* Start The input *

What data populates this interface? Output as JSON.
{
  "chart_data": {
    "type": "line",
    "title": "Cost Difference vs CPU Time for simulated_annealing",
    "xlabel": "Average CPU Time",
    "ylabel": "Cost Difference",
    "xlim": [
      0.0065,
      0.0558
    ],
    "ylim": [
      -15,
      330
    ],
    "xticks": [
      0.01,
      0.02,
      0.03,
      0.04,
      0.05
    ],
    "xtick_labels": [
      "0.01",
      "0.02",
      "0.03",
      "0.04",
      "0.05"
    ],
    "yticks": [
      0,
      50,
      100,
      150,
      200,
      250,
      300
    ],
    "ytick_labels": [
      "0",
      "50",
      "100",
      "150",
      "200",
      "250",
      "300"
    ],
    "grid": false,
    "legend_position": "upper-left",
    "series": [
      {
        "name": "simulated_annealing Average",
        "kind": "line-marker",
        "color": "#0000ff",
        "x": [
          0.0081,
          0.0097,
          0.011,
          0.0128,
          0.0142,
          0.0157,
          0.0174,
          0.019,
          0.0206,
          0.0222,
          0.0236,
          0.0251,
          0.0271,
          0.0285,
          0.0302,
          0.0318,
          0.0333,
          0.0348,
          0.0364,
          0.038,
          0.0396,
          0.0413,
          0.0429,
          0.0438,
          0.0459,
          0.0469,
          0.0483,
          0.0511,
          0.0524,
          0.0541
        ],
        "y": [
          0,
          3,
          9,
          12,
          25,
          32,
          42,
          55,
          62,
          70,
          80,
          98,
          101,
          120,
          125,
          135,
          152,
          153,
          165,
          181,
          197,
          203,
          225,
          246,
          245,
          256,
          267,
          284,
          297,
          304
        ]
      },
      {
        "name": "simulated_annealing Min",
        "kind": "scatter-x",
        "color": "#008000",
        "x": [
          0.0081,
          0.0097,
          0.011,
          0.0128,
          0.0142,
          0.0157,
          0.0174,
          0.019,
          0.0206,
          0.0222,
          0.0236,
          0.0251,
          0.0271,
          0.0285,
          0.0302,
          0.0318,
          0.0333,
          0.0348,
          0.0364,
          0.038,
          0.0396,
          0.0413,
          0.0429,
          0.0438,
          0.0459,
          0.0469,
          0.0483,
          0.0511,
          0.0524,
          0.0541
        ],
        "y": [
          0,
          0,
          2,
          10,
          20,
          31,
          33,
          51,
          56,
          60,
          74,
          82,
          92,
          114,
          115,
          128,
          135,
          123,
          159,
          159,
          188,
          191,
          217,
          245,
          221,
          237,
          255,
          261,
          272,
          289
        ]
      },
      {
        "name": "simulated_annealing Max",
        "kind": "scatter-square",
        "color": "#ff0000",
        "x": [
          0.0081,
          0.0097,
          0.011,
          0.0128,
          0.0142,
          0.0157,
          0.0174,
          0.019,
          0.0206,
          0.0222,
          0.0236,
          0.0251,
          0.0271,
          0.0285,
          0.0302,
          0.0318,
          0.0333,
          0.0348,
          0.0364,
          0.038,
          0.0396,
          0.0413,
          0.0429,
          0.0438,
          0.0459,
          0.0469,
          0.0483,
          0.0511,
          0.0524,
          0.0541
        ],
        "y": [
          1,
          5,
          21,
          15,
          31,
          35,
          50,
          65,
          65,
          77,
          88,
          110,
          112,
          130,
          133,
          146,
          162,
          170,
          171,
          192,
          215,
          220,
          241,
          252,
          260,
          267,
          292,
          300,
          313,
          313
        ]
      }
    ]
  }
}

* End The input *

Transcribe the records above exactly as they appear.

**Solved problem**
What data populates this interface? Output as JSON.
{
  "chart_data": {
    "type": "line",
    "title": "Cost Difference vs CPU Time for simulated_annealing",
    "xlabel": "Average CPU Time",
    "ylabel": "Cost Difference",
    "xlim": [
      0.0065,
      0.0558
    ],
    "ylim": [
      -15,
      330
    ],
    "xticks": [
      0.01,
      0.02,
      0.03,
      0.04,
      0.05
    ],
    "xtick_labels": [
      "0.01",
      "0.02",
      "0.03",
      "0.04",
      "0.05"
    ],
    "yticks": [
      0,
      50,
      100,
      150,
      200,
      250,
      300
    ],
    "ytick_labels": [
      "0",
      "50",
      "100",
      "150",
      "200",
      "250",
      "300"
    ],
    "grid": false,
    "legend_position": "upper-left",
    "series": [
      {
        "name": "simulated_annealing Average",
        "kind": "line-marker",
        "color": "#0000ff",
        "x": [
          0.0081,
          0.0097,
          0.011,
          0.0128,
          0.0142,
          0.0157,
          0.0174,
          0.019,
          0.0206,
          0.0222,
          0.0236,
          0.0251,
          0.0271,
          0.0285,
          0.0302,
          0.0318,
          0.0333,
          0.0348,
          0.0364,
          0.038,
          0.0396,
          0.0413,
          0.0429,
          0.0438,
          0.0459,
          0.0469,
          0.0483,
          0.0511,
          0.0524,
          0.0541
        ],
        "y": [
          0,
          3,
          9,
          12,
          25,
          32,
          42,
          55,
          62,
          70,
          80,
          98,
          101,
          120,
          125,
          135,
          152,
          153,
          165,
          181,
          197,
          203,
          225,
          246,
          245,
          256,
          267,
          284,
          297,
          304
        ]
      },
      {
        "name": "simulated_annealing Min",
        "kind": "scatter-x",
        "color": "#008000",
        "x": [
          0.0081,
          0.0097,
          0.011,
          0.0128,
          0.0142,
          0.0157,
          0.0174,
          0.019,
          0.0206,
          0.0222,
          0.0236,
          0.0251,
          0.0271,
          0.0285,
          0.0302,
          0.0318,
          0.0333,
          0.0348,
          0.0364,
          0.038,
          0.0396,
          0.0413,
          0.0429,
          0.0438,
          0.0459,
          0.0469,
          0.0483,
          0.0511,
          0.0524,
          0.0541
        ],
        "y": [
          0,
          0,
          2,
          10,
          20,
          31,
          33,
          51,
          56,
          60,
          74,
          82,
          92,
          114,
          115,
          128,
          135,
          123,
          159,
          159,
          188,
          191,
          217,
          245,
          221,
          237,
          255,
          261,
          272,
          289
        ]
      },
      {
        "name": "simulated_annealing Max",
        "kind": "scatter-square",
        "color": "#ff0000",
        "x": [
          0.0081,
          0.0097,
          0.011,
          0.0128,
          0.0142,
          0.0157,
          0.0174,
          0.019,
          0.0206,
          0.0222,
          0.0236,
          0.0251,
          0.0271,
          0.0285,
          0.0302,
          0.0318,
          0.0333,
          0.0348,
          0.0364,
          0.038,
          0.0396,
          0.0413,
          0.0429,
          0.0438,
          0.0459,
          0.0469,
          0.0483,
          0.0511,
          0.0524,
          0.0541
        ],
        "y": [
          1,
          5,
          21,
          15,
          31,
          35,
          50,
          65,
          65,
          77,
          88,
          110,
          112,
          130,
          133,
          146,
          162,
          170,
          171,
          192,
          215,
          220,
          241,
          252,
          260,
          267,
          292,
          300,
          313,
          313
        ]
      }
    ]
  }
}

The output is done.